Pour un dépassement de Cheikh Anta Diop
La leçon centrale de Cheikh Anta Diop est l’appel aux jeunes à moins d’obscurantisme, au travail intense mais plus encore à relativiser, à dépasser et à contextualiser ses idées, à être de véritable Prométhée. Car, comme l’a dit un auteur, « les héritiers de Prométhée », nous devons être les « héritiers de Cheikh Anta Diop ». L’appel au dialogue entre les sciences, seule apte faire sortir l’Afrique de sa léthargie est un moyen pour faire sortir de la caverne.
Il est un maitre à penser pour nous et ses idées seront toujours, non pas des vérités absolues, mais une leçon baptismale, des ouvertures, des brèches à creuser davantage et prolonger en dépassant si possible. Ce qu’il a lui-même voulu en prononçant cette phrase :
« L’Africain qui nous aura compris est celui qui, après la lecture de nos ouvrages, aura senti naitre en lui, un autre Homme, animé d’une conscience Historique, un vrai créateur, un Prométhée porteur d’une nouvelle civilisation et parfaitement conscient de ce que la terre entière doit à son génie ancestral dans tous les domaines de la science, de la culture et de la religion. »

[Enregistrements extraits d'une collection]
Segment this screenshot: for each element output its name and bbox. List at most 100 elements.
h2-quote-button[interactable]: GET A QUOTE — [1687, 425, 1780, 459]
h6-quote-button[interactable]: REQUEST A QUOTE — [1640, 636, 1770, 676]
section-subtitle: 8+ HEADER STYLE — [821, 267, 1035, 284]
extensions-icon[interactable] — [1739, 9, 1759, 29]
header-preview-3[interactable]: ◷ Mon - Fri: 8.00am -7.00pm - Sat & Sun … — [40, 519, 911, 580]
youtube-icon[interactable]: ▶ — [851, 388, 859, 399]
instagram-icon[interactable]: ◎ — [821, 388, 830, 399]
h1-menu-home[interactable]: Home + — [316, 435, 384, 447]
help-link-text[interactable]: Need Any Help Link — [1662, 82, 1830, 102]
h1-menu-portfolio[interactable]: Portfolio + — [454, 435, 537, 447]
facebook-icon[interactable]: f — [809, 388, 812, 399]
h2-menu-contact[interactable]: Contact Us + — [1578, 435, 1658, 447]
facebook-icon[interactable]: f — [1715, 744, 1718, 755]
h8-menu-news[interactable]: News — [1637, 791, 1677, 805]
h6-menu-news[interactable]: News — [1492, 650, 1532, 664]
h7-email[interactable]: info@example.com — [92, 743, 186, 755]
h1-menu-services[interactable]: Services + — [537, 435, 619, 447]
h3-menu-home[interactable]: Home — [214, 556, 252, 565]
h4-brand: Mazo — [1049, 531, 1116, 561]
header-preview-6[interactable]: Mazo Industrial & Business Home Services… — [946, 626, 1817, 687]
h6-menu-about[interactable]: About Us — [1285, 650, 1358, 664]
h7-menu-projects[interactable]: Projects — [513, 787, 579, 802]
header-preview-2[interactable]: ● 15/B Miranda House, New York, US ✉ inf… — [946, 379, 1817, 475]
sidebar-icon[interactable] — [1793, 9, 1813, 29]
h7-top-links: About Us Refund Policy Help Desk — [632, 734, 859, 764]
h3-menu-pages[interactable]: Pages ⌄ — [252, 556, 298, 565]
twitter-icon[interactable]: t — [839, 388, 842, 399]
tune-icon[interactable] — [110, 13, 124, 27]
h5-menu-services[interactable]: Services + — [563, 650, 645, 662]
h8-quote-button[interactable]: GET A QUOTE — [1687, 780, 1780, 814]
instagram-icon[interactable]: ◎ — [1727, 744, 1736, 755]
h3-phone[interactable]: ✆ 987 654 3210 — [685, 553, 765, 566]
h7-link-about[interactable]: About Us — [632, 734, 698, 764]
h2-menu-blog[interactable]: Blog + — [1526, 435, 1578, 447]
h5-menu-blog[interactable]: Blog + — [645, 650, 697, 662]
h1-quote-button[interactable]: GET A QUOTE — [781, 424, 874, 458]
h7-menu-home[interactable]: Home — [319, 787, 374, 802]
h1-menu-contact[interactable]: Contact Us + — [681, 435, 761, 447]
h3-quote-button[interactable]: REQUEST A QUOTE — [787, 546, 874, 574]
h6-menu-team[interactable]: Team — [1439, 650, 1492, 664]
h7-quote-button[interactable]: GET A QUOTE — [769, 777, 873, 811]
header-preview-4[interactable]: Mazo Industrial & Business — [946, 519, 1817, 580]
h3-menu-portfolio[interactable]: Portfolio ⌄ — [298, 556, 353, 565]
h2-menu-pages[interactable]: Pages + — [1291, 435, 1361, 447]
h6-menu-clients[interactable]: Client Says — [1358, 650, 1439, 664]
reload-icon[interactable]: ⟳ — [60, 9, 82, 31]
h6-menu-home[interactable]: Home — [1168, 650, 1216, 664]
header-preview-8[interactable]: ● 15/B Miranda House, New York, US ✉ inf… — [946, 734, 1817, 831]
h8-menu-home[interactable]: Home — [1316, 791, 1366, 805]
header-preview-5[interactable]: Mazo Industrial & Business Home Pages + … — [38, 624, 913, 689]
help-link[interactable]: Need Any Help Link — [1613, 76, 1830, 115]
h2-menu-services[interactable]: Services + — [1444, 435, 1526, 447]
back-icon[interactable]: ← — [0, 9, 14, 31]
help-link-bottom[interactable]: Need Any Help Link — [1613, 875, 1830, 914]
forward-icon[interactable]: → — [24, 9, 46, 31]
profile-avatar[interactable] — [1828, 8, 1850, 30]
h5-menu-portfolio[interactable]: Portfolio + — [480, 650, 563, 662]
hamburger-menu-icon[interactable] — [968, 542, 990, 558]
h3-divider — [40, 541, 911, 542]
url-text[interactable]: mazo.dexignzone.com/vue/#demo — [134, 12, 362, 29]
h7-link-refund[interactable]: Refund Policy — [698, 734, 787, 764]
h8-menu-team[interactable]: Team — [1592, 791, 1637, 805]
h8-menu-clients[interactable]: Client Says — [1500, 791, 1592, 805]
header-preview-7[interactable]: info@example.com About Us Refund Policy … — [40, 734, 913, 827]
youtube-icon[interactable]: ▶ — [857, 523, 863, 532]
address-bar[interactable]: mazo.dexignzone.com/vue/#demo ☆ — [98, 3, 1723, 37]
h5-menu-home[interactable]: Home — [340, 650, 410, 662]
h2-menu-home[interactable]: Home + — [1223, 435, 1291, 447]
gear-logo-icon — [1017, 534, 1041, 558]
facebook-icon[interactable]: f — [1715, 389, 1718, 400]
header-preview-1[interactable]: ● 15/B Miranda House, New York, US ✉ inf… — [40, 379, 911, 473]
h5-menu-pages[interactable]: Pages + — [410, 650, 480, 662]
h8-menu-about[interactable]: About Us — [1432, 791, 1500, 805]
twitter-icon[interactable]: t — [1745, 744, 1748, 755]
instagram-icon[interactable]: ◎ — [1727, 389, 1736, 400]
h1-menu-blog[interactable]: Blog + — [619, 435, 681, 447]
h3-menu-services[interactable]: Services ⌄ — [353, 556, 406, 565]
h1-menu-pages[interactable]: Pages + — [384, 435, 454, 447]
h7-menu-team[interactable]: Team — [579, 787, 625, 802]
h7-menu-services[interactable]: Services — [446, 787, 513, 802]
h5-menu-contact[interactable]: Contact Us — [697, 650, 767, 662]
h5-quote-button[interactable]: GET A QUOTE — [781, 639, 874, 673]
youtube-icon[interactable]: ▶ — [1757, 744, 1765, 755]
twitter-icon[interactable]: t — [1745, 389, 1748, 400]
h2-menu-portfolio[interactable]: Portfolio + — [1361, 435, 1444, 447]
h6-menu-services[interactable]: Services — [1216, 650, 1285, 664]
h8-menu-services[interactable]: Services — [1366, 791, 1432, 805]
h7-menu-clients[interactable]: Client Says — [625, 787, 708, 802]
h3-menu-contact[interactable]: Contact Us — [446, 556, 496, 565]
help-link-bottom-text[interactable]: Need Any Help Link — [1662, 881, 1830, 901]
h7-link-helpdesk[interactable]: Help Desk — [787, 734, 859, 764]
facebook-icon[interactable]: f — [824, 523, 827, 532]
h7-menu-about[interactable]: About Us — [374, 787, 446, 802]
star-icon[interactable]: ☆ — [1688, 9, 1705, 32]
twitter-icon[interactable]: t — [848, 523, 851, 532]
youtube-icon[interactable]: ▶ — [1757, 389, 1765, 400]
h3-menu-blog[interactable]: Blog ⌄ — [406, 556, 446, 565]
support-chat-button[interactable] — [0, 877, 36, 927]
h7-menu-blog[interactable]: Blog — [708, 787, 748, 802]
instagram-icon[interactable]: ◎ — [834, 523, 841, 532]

Vos tâches:
a. Recopiez le passage du texte sur Cheikh Anta Diop compris entre « Pour un dépassement » et « de la caverne. », ces deux bornes incluses.
b. Répondez aux questions suivantes à partir du texte sur Cheikh Anta Diop.
(i) Selon le texte, qu'est-ce qui est seul apte à faire sortir l'Afrique de sa léthargie ?
(ii) Que seront toujours les idées de Cheikh Anta Diop, au lieu de vérités absolues ?
(iii) Dans la citation finale, dans quels domaines la terre entière doit-elle au génie ancestral ?

Corrigé:
a.
Pour un dépassement de Cheikh Anta Diop
La leçon centrale de Cheikh Anta Diop est l’appel aux jeunes à moins d’obscurantisme, au travail intense mais plus encore à relativiser, à dépasser et à contextualiser ses idées, à être de véritable Prométhée. Car, comme l’a dit un auteur, « les héritiers de Prométhée », nous devons être les « héritiers de Cheikh Anta Diop ». L’appel au dialogue entre les sciences, seule apte faire sortir l’Afrique de sa léthargie est un moyen pour faire sortir de la caverne.

b.
(i) Le dialogue entre les sciences.
(ii) Une leçon baptismale, des ouvertures, des brèches à creuser davantage et à prolonger.
(iii) La science, la culture et la religion.